◆ PROVIDED RECORDS

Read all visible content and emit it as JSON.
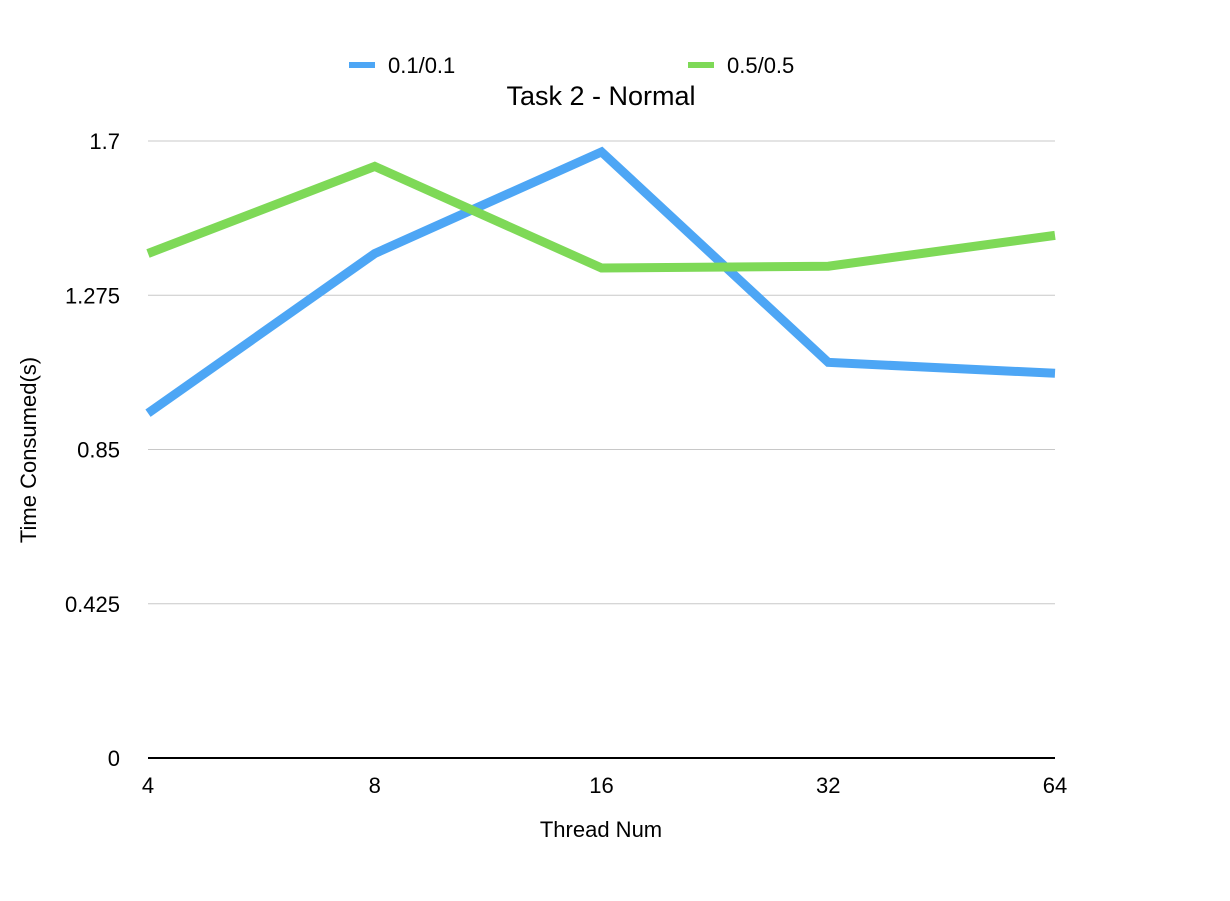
{
  "chart_data": {
    "type": "line",
    "title": "Task 2 - Normal",
    "xlabel": "Thread Num",
    "ylabel": "Time Consumed(s)",
    "categories": [
      "4",
      "8",
      "16",
      "32",
      "64"
    ],
    "y_ticks": [
      "0",
      "0.425",
      "0.85",
      "1.275",
      "1.7"
    ],
    "ylim": [
      0,
      1.7
    ],
    "grid": true,
    "legend_position": "top",
    "series": [
      {
        "name": "0.1/0.1",
        "color": "#4da6f5",
        "values": [
          0.95,
          1.39,
          1.67,
          1.09,
          1.06
        ]
      },
      {
        "name": "0.5/0.5",
        "color": "#7ed957",
        "values": [
          1.39,
          1.63,
          1.35,
          1.355,
          1.44
        ]
      }
    ]
  }
}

◆ INSTRUCTIONS TO FOLLOW
Omit every picture, and otherwise quote the entries exactly.

◆ EXERCISE OUTPUT
Read all visible content and emit it as JSON.
{
  "chart_data": {
    "type": "line",
    "title": "Task 2 - Normal",
    "xlabel": "Thread Num",
    "ylabel": "Time Consumed(s)",
    "categories": [
      "4",
      "8",
      "16",
      "32",
      "64"
    ],
    "y_ticks": [
      "0",
      "0.425",
      "0.85",
      "1.275",
      "1.7"
    ],
    "ylim": [
      0,
      1.7
    ],
    "grid": true,
    "legend_position": "top",
    "series": [
      {
        "name": "0.1/0.1",
        "color": "#4da6f5",
        "values": [
          0.95,
          1.39,
          1.67,
          1.09,
          1.06
        ]
      },
      {
        "name": "0.5/0.5",
        "color": "#7ed957",
        "values": [
          1.39,
          1.63,
          1.35,
          1.355,
          1.44
        ]
      }
    ]
  }
}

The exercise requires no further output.